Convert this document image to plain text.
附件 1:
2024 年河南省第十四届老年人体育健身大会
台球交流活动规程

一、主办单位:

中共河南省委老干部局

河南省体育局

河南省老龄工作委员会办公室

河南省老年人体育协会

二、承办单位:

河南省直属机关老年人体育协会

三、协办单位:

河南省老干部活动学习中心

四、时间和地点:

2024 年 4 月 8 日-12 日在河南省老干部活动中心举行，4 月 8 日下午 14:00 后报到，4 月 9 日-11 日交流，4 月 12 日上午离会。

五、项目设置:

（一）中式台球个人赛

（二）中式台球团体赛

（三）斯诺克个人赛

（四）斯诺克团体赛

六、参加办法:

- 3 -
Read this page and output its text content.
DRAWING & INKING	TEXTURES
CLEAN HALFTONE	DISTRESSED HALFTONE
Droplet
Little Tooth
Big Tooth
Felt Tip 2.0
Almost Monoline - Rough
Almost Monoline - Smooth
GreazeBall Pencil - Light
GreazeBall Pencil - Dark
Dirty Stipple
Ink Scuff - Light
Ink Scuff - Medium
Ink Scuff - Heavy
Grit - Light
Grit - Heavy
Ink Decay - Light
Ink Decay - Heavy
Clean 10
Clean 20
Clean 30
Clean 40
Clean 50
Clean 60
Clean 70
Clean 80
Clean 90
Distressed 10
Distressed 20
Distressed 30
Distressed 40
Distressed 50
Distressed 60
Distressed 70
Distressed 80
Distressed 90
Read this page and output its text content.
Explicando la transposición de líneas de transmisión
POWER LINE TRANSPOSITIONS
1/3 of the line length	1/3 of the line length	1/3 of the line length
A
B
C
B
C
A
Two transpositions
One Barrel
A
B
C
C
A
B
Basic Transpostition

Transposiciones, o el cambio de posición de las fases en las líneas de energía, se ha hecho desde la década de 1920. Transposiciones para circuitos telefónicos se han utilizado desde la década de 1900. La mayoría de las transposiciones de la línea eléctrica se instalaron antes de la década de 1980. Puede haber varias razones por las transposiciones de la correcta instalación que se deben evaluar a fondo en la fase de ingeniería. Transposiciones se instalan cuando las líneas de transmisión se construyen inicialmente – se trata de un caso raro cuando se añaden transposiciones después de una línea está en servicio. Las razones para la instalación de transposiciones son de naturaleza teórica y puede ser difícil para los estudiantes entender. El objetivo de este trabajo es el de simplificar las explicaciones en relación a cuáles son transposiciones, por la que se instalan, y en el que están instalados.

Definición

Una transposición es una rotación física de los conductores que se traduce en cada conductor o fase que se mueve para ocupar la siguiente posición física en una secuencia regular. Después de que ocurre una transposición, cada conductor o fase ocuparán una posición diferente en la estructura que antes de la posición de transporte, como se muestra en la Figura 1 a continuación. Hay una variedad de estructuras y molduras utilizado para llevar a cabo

──────────────────────────────

**Stated problem:** Reproduce every record above exactly as it appears.

**Final result:**
Convert this document image to plain text.
附件 1:
2024 年河南省第十四届老年人体育健身大会
台球交流活动规程

一、主办单位:

中共河南省委老干部局

河南省体育局

河南省老龄工作委员会办公室

河南省老年人体育协会

二、承办单位:

河南省直属机关老年人体育协会

三、协办单位:

河南省老干部活动学习中心

四、时间和地点:

2024 年 4 月 8 日-12 日在河南省老干部活动中心举行，4 月 8 日下午 14:00 后报到，4 月 9 日-11 日交流，4 月 12 日上午离会。

五、项目设置:

（一）中式台球个人赛

（二）中式台球团体赛

（三）斯诺克个人赛

（四）斯诺克团体赛

六、参加办法:

- 3 -
Read this page and output its text content.
DRAWING & INKING	TEXTURES
CLEAN HALFTONE	DISTRESSED HALFTONE
Droplet
Little Tooth
Big Tooth
Felt Tip 2.0
Almost Monoline - Rough
Almost Monoline - Smooth
GreazeBall Pencil - Light
GreazeBall Pencil - Dark
Dirty Stipple
Ink Scuff - Light
Ink Scuff - Medium
Ink Scuff - Heavy
Grit - Light
Grit - Heavy
Ink Decay - Light
Ink Decay - Heavy
Clean 10
Clean 20
Clean 30
Clean 40
Clean 50
Clean 60
Clean 70
Clean 80
Clean 90
Distressed 10
Distressed 20
Distressed 30
Distressed 40
Distressed 50
Distressed 60
Distressed 70
Distressed 80
Distressed 90
Read this page and output its text content.
Explicando la transposición de líneas de transmisión
POWER LINE TRANSPOSITIONS
1/3 of the line length	1/3 of the line length	1/3 of the line length
A
B
C
B
C
A
Two transpositions
One Barrel
A
B
C
C
A
B
Basic Transpostition

Transposiciones, o el cambio de posición de las fases en las líneas de energía, se ha hecho desde la década de 1920. Transposiciones para circuitos telefónicos se han utilizado desde la década de 1900. La mayoría de las transposiciones de la línea eléctrica se instalaron antes de la década de 1980. Puede haber varias razones por las transposiciones de la correcta instalación que se deben evaluar a fondo en la fase de ingeniería. Transposiciones se instalan cuando las líneas de transmisión se construyen inicialmente – se trata de un caso raro cuando se añaden transposiciones después de una línea está en servicio. Las razones para la instalación de transposiciones son de naturaleza teórica y puede ser difícil para los estudiantes entender. El objetivo de este trabajo es el de simplificar las explicaciones en relación a cuáles son transposiciones, por la que se instalan, y en el que están instalados.

Definición

Una transposición es una rotación física de los conductores que se traduce en cada conductor o fase que se mueve para ocupar la siguiente posición física en una secuencia regular. Después de que ocurre una transposición, cada conductor o fase ocuparán una posición diferente en la estructura que antes de la posición de transporte, como se muestra en la Figura 1 a continuación. Hay una variedad de estructuras y molduras utilizado para llevar a cabo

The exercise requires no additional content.